__Direction__. Print the entries that appear below, exactly as written and without their pictures.

+++

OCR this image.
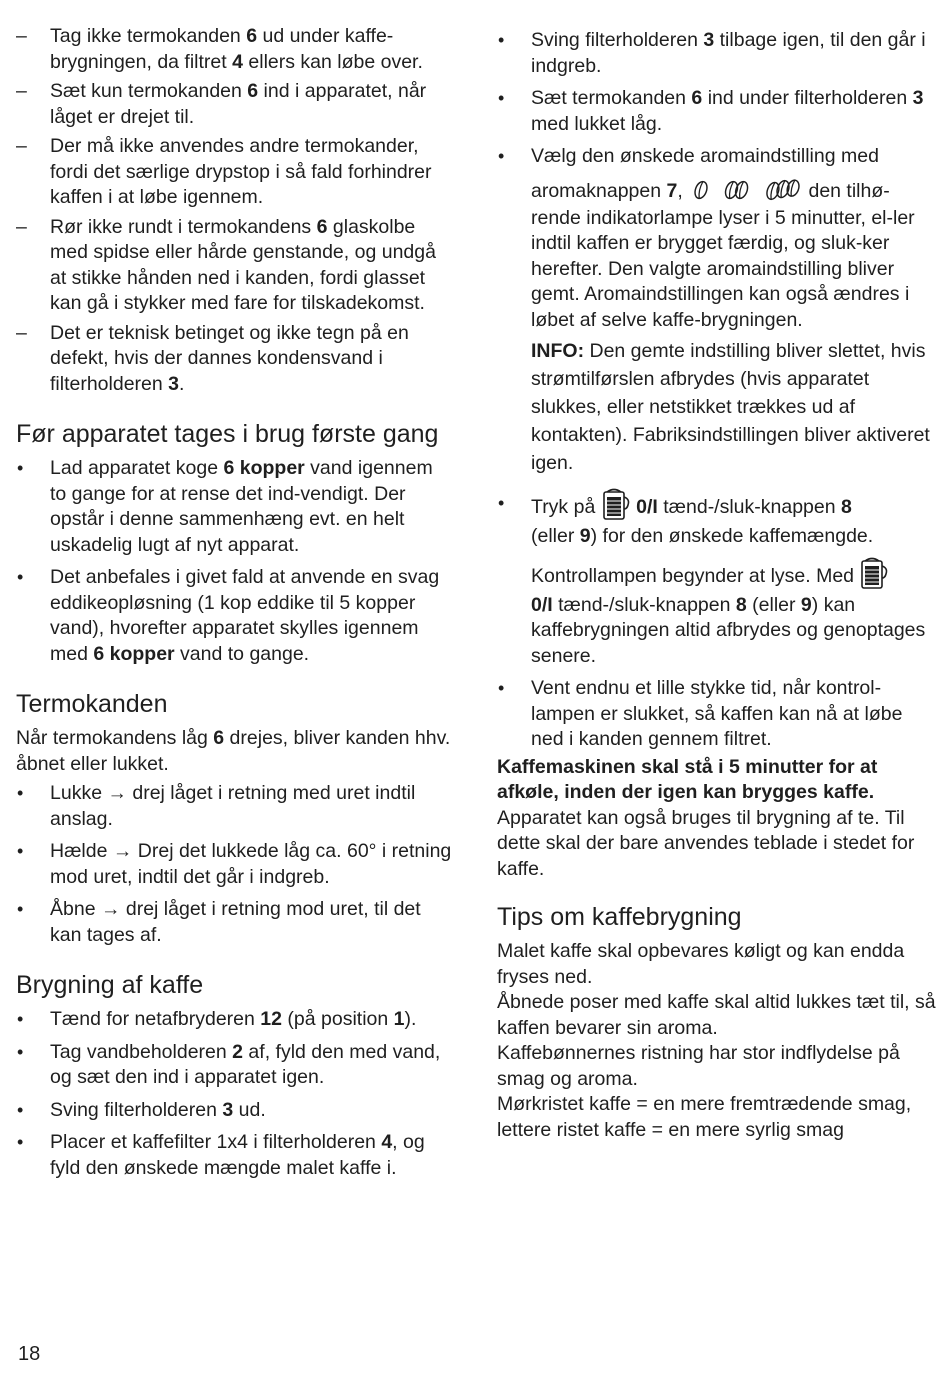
– Tag ikke termokanden 6 ud under kaffe-brygningen, da filtret 4 ellers kan løbe over.
– Sæt kun termokanden 6 ind i apparatet, når låget er drejet til.
– Der må ikke anvendes andre termokander, fordi det særlige drypstop i så fald forhindrer kaffen i at løbe igennem.
– Rør ikke rundt i termokandens 6 glaskolbe med spidse eller hårde genstande, og undgå at stikke hånden ned i kanden, fordi glasset kan gå i stykker med fare for tilskadekomst.
– Det er teknisk betinget og ikke tegn på en defekt, hvis der dannes kondensvand i filterholderen 3.
Før apparatet tages i brug første gang
• Lad apparatet koge 6 kopper vand igennem to gange for at rense det ind-vendigt. Der opstår i denne sammenhæng evt. en helt uskadelig lugt af nyt apparat.
• Det anbefales i givet fald at anvende en svag eddikeopløsning (1 kop eddike til 5 kopper vand), hvorefter apparatet skylles igennem med 6 kopper vand to gange.
Termokanden

Når termokandens låg 6 drejes, bliver kanden hhv. åbnet eller lukket.

• Lukke → drej låget i retning med uret indtil anslag.
• Hælde → Drej det lukkede låg ca. 60° i retning mod uret, indtil det går i indgreb.
• Åbne → drej låget i retning mod uret, til det kan tages af.
Brygning af kaffe
• Tænd for netafbryderen 12 (på position 1).
• Tag vandbeholderen 2 af, fyld den med vand, og sæt den ind i apparatet igen.
• Sving filterholderen 3 ud.
• Placer et kaffefilter 1x4 i filterholderen 4, og fyld den ønskede mængde malet kaffe i.
• Sving filterholderen 3 tilbage igen, til den går i indgreb.
• Sæt termokanden 6 ind under filterholderen 3 med lukket låg.
• Vælg den ønskede aromaindstilling med
aromaknappen 7,	den tilhø-
rende indikatorlampe lyser i 5 minutter, el-ler indtil kaffen er brygget færdig, og sluk-ker herefter. Den valgte aromaindstilling bliver gemt. Aromaindstillingen kan også ændres i løbet af selve kaffe-brygningen.
INFO: Den gemte indstilling bliver slettet, hvis strømtilførslen afbrydes (hvis apparatet slukkes, eller netstikket trækkes ud af kontakten). Fabriksindstillingen bliver aktiveret igen.
• Tryk på  0/I tænd-/sluk-knappen 8
(eller 9) for den ønskede kaffemængde.
Kontrollampen begynder at lyse. Med
0/I tænd-/sluk-knappen 8 (eller 9) kan kaffebrygningen altid afbrydes og genoptages senere.
• Vent endnu et lille stykke tid, når kontrol-lampen er slukket, så kaffen kan nå at løbe ned i kanden gennem filtret.

Kaffemaskinen skal stå i 5 minutter for at afkøle, inden der igen kan brygges kaffe.

Apparatet kan også bruges til brygning af te. Til dette skal der bare anvendes teblade i stedet for kaffe.

Tips om kaffebrygning

Malet kaffe skal opbevares køligt og kan endda fryses ned.

Åbnede poser med kaffe skal altid lukkes tæt til, så kaffen bevarer sin aroma.

Kaffebønnernes ristning har stor indflydelse på smag og aroma.

Mørkristet kaffe = en mere fremtrædende smag,

lettere ristet kaffe = en mere syrlig smag

18
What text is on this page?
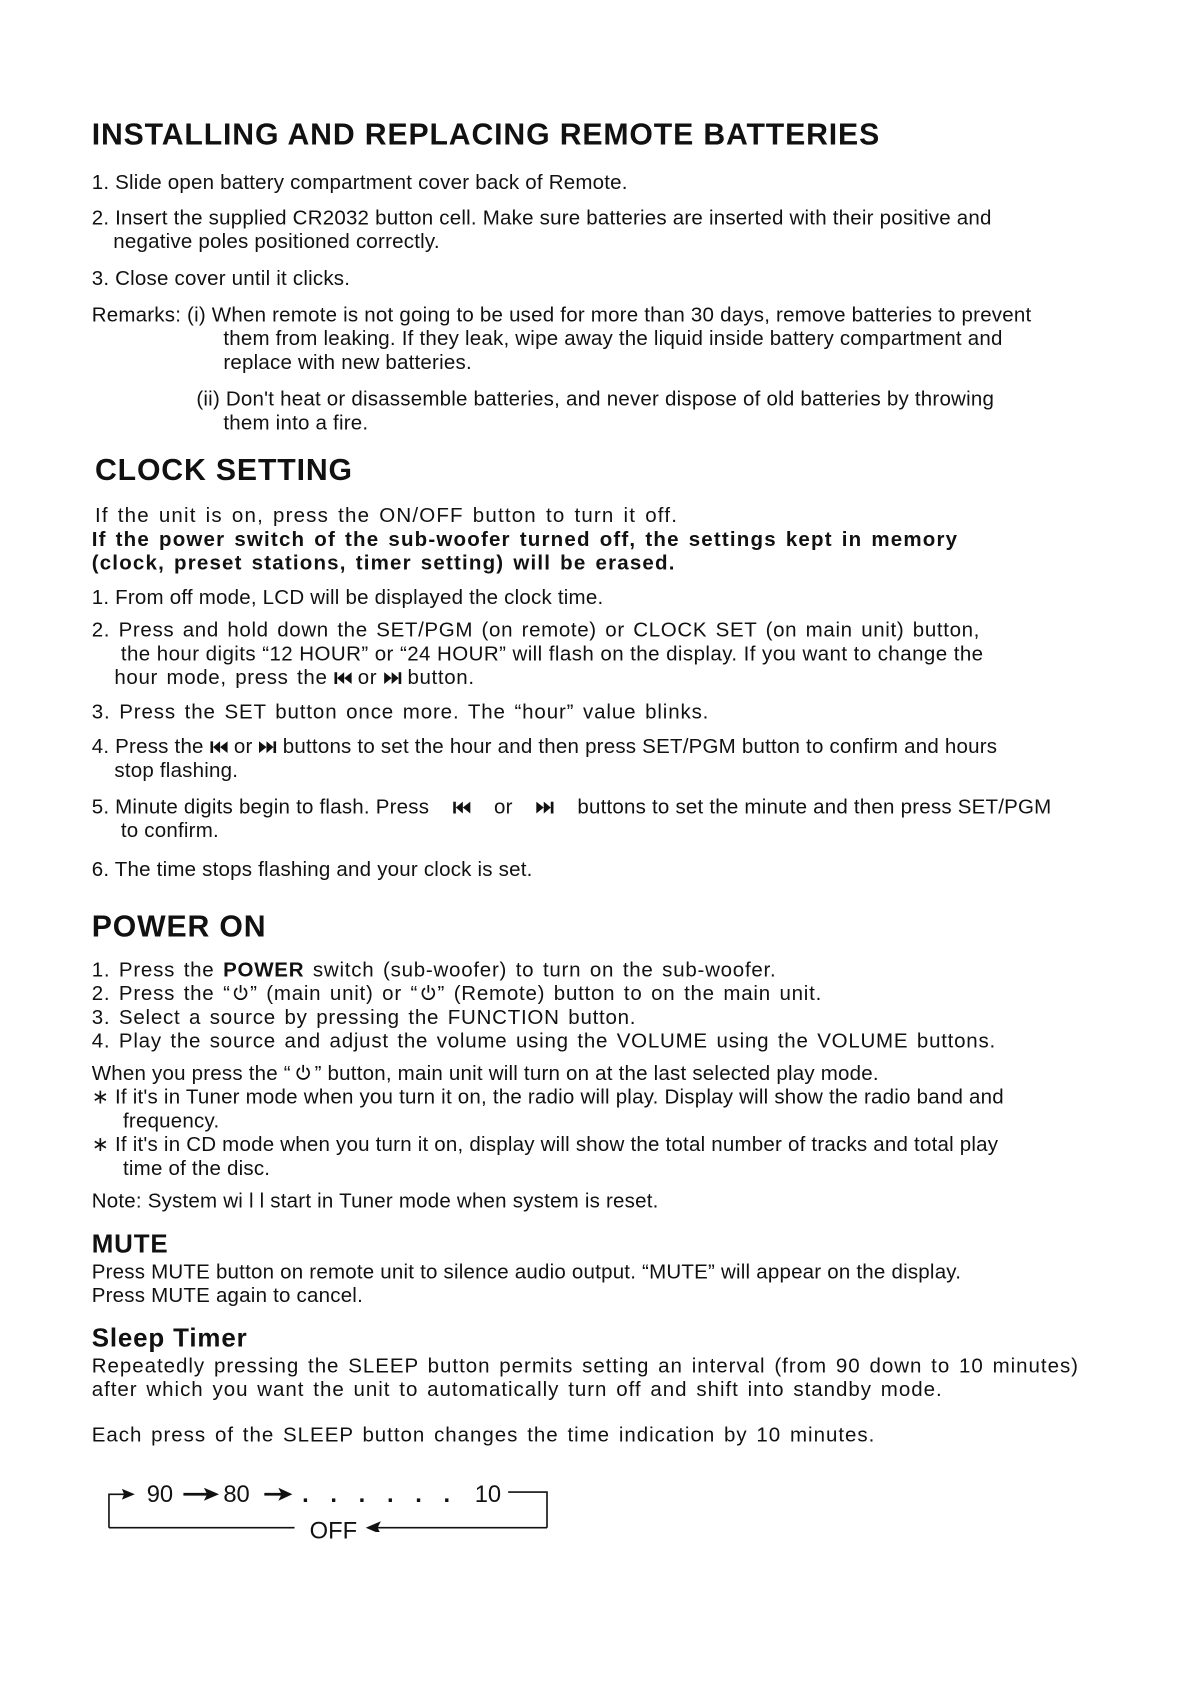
INSTALLING AND REPLACING REMOTE BATTERIES
1. Slide open battery compartment cover back of Remote.
2. Insert the supplied CR2032 button cell. Make sure batteries are inserted with their positive and
negative poles positioned correctly.
3. Close cover until it clicks.
Remarks: (i) When remote is not going to be used for more than 30 days, remove batteries to prevent
them from leaking. If they leak, wipe away the liquid inside battery compartment and
replace with new batteries.
(ii) Don't heat or disassemble batteries, and never dispose of old batteries by throwing
them into a fire.
CLOCK SETTING
If the unit is on, press the ON/OFF button to turn it off.
If the power switch of the sub-woofer turned off, the settings kept in memory
(clock, preset stations, timer setting) will be erased.
1. From off mode, LCD will be displayed the clock time.
2. Press and hold down the SET/PGM (on remote) or CLOCK SET (on main unit) button,
the hour digits “12 HOUR” or “24 HOUR” will flash on the display. If you want to change the
hour mode, press the or button.
3. Press the SET button once more. The “hour” value blinks.
4. Press the or buttons to set the hour and then press SET/PGM button to confirm and hours
stop flashing.
5. Minute digits begin to flash. Press	or	buttons to set the minute and then press SET/PGM
to confirm.
6. The time stops flashing and your clock is set.
POWER ON
1. Press the POWER switch (sub-woofer) to turn on the sub-woofer.
2. Press the “ ” (main unit) or “ ” (Remote) button to on the main unit.
3. Select a source by pressing the FUNCTION button.
4. Play the source and adjust the volume using the VOLUME using the VOLUME buttons.
When you press the “ ” button, main unit will turn on at the last selected play mode.
∗ If it's in Tuner mode when you turn it on, the radio will play. Display will show the radio band and
frequency.
∗ If it's in CD mode when you turn it on, display will show the total number of tracks and total play
time of the disc.
Note: System wi l l start in Tuner mode when system is reset.
MUTE
Press MUTE button on remote unit to silence audio output. “MUTE” will appear on the display.
Press MUTE again to cancel.
Sleep Timer
Repeatedly pressing the SLEEP button permits setting an interval (from 90 down to 10 minutes)
after which you want the unit to automatically turn off and shift into standby mode.
Each press of the SLEEP button changes the time indication by 10 minutes.
90 80 . . . . . . 10
OFF
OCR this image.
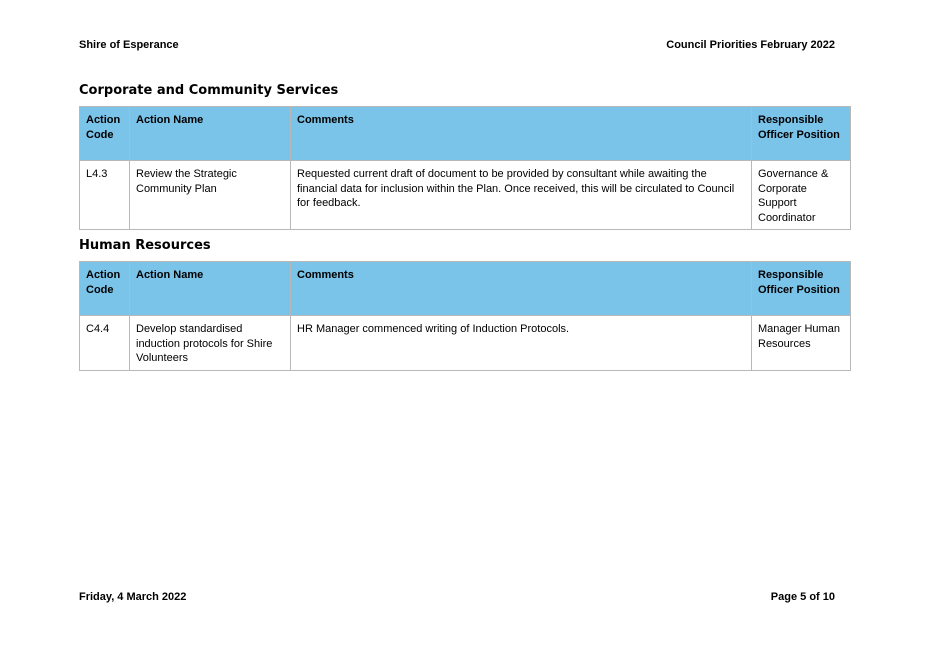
Shire of Esperance	Council Priorities February 2022
Corporate and Community Services
Action Code	Action Name	Comments	Responsible Officer Position
L4.3	Review the Strategic Community Plan	Requested current draft of document to be provided by consultant while awaiting the financial data for inclusion within the Plan. Once received, this will be circulated to Council for feedback.	Governance & Corporate Support Coordinator
Human Resources
Action Code	Action Name	Comments	Responsible Officer Position
C4.4	Develop standardised induction protocols for Shire Volunteers	HR Manager commenced writing of Induction Protocols.	Manager Human Resources
Friday, 4 March 2022	Page 5 of 10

+++

__Full output__.
OCR this image.
– Tag ikke termokanden 6 ud under kaffe-brygningen, da filtret 4 ellers kan løbe over.
– Sæt kun termokanden 6 ind i apparatet, når låget er drejet til.
– Der må ikke anvendes andre termokander, fordi det særlige drypstop i så fald forhindrer kaffen i at løbe igennem.
– Rør ikke rundt i termokandens 6 glaskolbe med spidse eller hårde genstande, og undgå at stikke hånden ned i kanden, fordi glasset kan gå i stykker med fare for tilskadekomst.
– Det er teknisk betinget og ikke tegn på en defekt, hvis der dannes kondensvand i filterholderen 3.
Før apparatet tages i brug første gang
• Lad apparatet koge 6 kopper vand igennem to gange for at rense det ind-vendigt. Der opstår i denne sammenhæng evt. en helt uskadelig lugt af nyt apparat.
• Det anbefales i givet fald at anvende en svag eddikeopløsning (1 kop eddike til 5 kopper vand), hvorefter apparatet skylles igennem med 6 kopper vand to gange.
Termokanden

Når termokandens låg 6 drejes, bliver kanden hhv. åbnet eller lukket.

• Lukke → drej låget i retning med uret indtil anslag.
• Hælde → Drej det lukkede låg ca. 60° i retning mod uret, indtil det går i indgreb.
• Åbne → drej låget i retning mod uret, til det kan tages af.
Brygning af kaffe
• Tænd for netafbryderen 12 (på position 1).
• Tag vandbeholderen 2 af, fyld den med vand, og sæt den ind i apparatet igen.
• Sving filterholderen 3 ud.
• Placer et kaffefilter 1x4 i filterholderen 4, og fyld den ønskede mængde malet kaffe i.
• Sving filterholderen 3 tilbage igen, til den går i indgreb.
• Sæt termokanden 6 ind under filterholderen 3 med lukket låg.
• Vælg den ønskede aromaindstilling med
aromaknappen 7,	den tilhø-
rende indikatorlampe lyser i 5 minutter, el-ler indtil kaffen er brygget færdig, og sluk-ker herefter. Den valgte aromaindstilling bliver gemt. Aromaindstillingen kan også ændres i løbet af selve kaffe-brygningen.
INFO: Den gemte indstilling bliver slettet, hvis strømtilførslen afbrydes (hvis apparatet slukkes, eller netstikket trækkes ud af kontakten). Fabriksindstillingen bliver aktiveret igen.
• Tryk på  0/I tænd-/sluk-knappen 8
(eller 9) for den ønskede kaffemængde.
Kontrollampen begynder at lyse. Med
0/I tænd-/sluk-knappen 8 (eller 9) kan kaffebrygningen altid afbrydes og genoptages senere.
• Vent endnu et lille stykke tid, når kontrol-lampen er slukket, så kaffen kan nå at løbe ned i kanden gennem filtret.

Kaffemaskinen skal stå i 5 minutter for at afkøle, inden der igen kan brygges kaffe.

Apparatet kan også bruges til brygning af te. Til dette skal der bare anvendes teblade i stedet for kaffe.

Tips om kaffebrygning

Malet kaffe skal opbevares køligt og kan endda fryses ned.

Åbnede poser med kaffe skal altid lukkes tæt til, så kaffen bevarer sin aroma.

Kaffebønnernes ristning har stor indflydelse på smag og aroma.

Mørkristet kaffe = en mere fremtrædende smag,

lettere ristet kaffe = en mere syrlig smag

18
What text is on this page?
INSTALLING AND REPLACING REMOTE BATTERIES
1. Slide open battery compartment cover back of Remote.
2. Insert the supplied CR2032 button cell. Make sure batteries are inserted with their positive and
negative poles positioned correctly.
3. Close cover until it clicks.
Remarks: (i) When remote is not going to be used for more than 30 days, remove batteries to prevent
them from leaking. If they leak, wipe away the liquid inside battery compartment and
replace with new batteries.
(ii) Don't heat or disassemble batteries, and never dispose of old batteries by throwing
them into a fire.
CLOCK SETTING
If the unit is on, press the ON/OFF button to turn it off.
If the power switch of the sub-woofer turned off, the settings kept in memory
(clock, preset stations, timer setting) will be erased.
1. From off mode, LCD will be displayed the clock time.
2. Press and hold down the SET/PGM (on remote) or CLOCK SET (on main unit) button,
the hour digits “12 HOUR” or “24 HOUR” will flash on the display. If you want to change the
hour mode, press the or button.
3. Press the SET button once more. The “hour” value blinks.
4. Press the or buttons to set the hour and then press SET/PGM button to confirm and hours
stop flashing.
5. Minute digits begin to flash. Press	or	buttons to set the minute and then press SET/PGM
to confirm.
6. The time stops flashing and your clock is set.
POWER ON
1. Press the POWER switch (sub-woofer) to turn on the sub-woofer.
2. Press the “ ” (main unit) or “ ” (Remote) button to on the main unit.
3. Select a source by pressing the FUNCTION button.
4. Play the source and adjust the volume using the VOLUME using the VOLUME buttons.
When you press the “ ” button, main unit will turn on at the last selected play mode.
∗ If it's in Tuner mode when you turn it on, the radio will play. Display will show the radio band and
frequency.
∗ If it's in CD mode when you turn it on, display will show the total number of tracks and total play
time of the disc.
Note: System wi l l start in Tuner mode when system is reset.
MUTE
Press MUTE button on remote unit to silence audio output. “MUTE” will appear on the display.
Press MUTE again to cancel.
Sleep Timer
Repeatedly pressing the SLEEP button permits setting an interval (from 90 down to 10 minutes)
after which you want the unit to automatically turn off and shift into standby mode.
Each press of the SLEEP button changes the time indication by 10 minutes.
90 80 . . . . . . 10
OFF
OCR this image.
Shire of Esperance	Council Priorities February 2022
Corporate and Community Services
Action Code	Action Name	Comments	Responsible Officer Position
L4.3	Review the Strategic Community Plan	Requested current draft of document to be provided by consultant while awaiting the financial data for inclusion within the Plan. Once received, this will be circulated to Council for feedback.	Governance & Corporate Support Coordinator
Human Resources
Action Code	Action Name	Comments	Responsible Officer Position
C4.4	Develop standardised induction protocols for Shire Volunteers	HR Manager commenced writing of Induction Protocols.	Manager Human Resources
Friday, 4 March 2022	Page 5 of 10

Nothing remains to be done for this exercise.